*What needs to be done*
Can you quote the records below in full, word for word?
----
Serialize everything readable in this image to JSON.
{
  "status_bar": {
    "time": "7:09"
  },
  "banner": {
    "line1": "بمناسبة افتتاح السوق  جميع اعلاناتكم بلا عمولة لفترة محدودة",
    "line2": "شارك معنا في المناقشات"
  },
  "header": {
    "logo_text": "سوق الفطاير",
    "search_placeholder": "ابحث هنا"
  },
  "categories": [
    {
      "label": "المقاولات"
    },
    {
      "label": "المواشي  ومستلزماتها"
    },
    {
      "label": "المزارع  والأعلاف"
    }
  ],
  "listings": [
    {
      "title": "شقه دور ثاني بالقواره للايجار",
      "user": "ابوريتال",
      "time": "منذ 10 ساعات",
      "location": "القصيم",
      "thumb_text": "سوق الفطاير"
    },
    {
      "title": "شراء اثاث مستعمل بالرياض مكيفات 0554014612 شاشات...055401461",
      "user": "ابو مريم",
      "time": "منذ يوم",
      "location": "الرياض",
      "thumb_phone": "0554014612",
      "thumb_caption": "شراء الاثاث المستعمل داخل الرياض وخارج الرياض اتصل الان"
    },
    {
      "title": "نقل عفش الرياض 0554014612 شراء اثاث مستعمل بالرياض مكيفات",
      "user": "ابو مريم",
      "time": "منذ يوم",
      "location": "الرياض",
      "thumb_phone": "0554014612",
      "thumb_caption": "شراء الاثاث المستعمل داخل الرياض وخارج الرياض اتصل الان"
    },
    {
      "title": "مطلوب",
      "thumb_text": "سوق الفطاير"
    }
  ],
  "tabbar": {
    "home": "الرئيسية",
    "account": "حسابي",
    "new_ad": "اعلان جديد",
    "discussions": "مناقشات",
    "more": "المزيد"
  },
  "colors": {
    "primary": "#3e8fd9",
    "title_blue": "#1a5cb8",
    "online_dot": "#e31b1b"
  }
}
----
*Result for this task*
Serialize everything readable in this image to JSON.
{
  "status_bar": {
    "time": "7:09"
  },
  "banner": {
    "line1": "بمناسبة افتتاح السوق  جميع اعلاناتكم بلا عمولة لفترة محدودة",
    "line2": "شارك معنا في المناقشات"
  },
  "header": {
    "logo_text": "سوق الفطاير",
    "search_placeholder": "ابحث هنا"
  },
  "categories": [
    {
      "label": "المقاولات"
    },
    {
      "label": "المواشي  ومستلزماتها"
    },
    {
      "label": "المزارع  والأعلاف"
    }
  ],
  "listings": [
    {
      "title": "شقه دور ثاني بالقواره للايجار",
      "user": "ابوريتال",
      "time": "منذ 10 ساعات",
      "location": "القصيم",
      "thumb_text": "سوق الفطاير"
    },
    {
      "title": "شراء اثاث مستعمل بالرياض مكيفات 0554014612 شاشات...055401461",
      "user": "ابو مريم",
      "time": "منذ يوم",
      "location": "الرياض",
      "thumb_phone": "0554014612",
      "thumb_caption": "شراء الاثاث المستعمل داخل الرياض وخارج الرياض اتصل الان"
    },
    {
      "title": "نقل عفش الرياض 0554014612 شراء اثاث مستعمل بالرياض مكيفات",
      "user": "ابو مريم",
      "time": "منذ يوم",
      "location": "الرياض",
      "thumb_phone": "0554014612",
      "thumb_caption": "شراء الاثاث المستعمل داخل الرياض وخارج الرياض اتصل الان"
    },
    {
      "title": "مطلوب",
      "thumb_text": "سوق الفطاير"
    }
  ],
  "tabbar": {
    "home": "الرئيسية",
    "account": "حسابي",
    "new_ad": "اعلان جديد",
    "discussions": "مناقشات",
    "more": "المزيد"
  },
  "colors": {
    "primary": "#3e8fd9",
    "title_blue": "#1a5cb8",
    "online_dot": "#e31b1b"
  }
}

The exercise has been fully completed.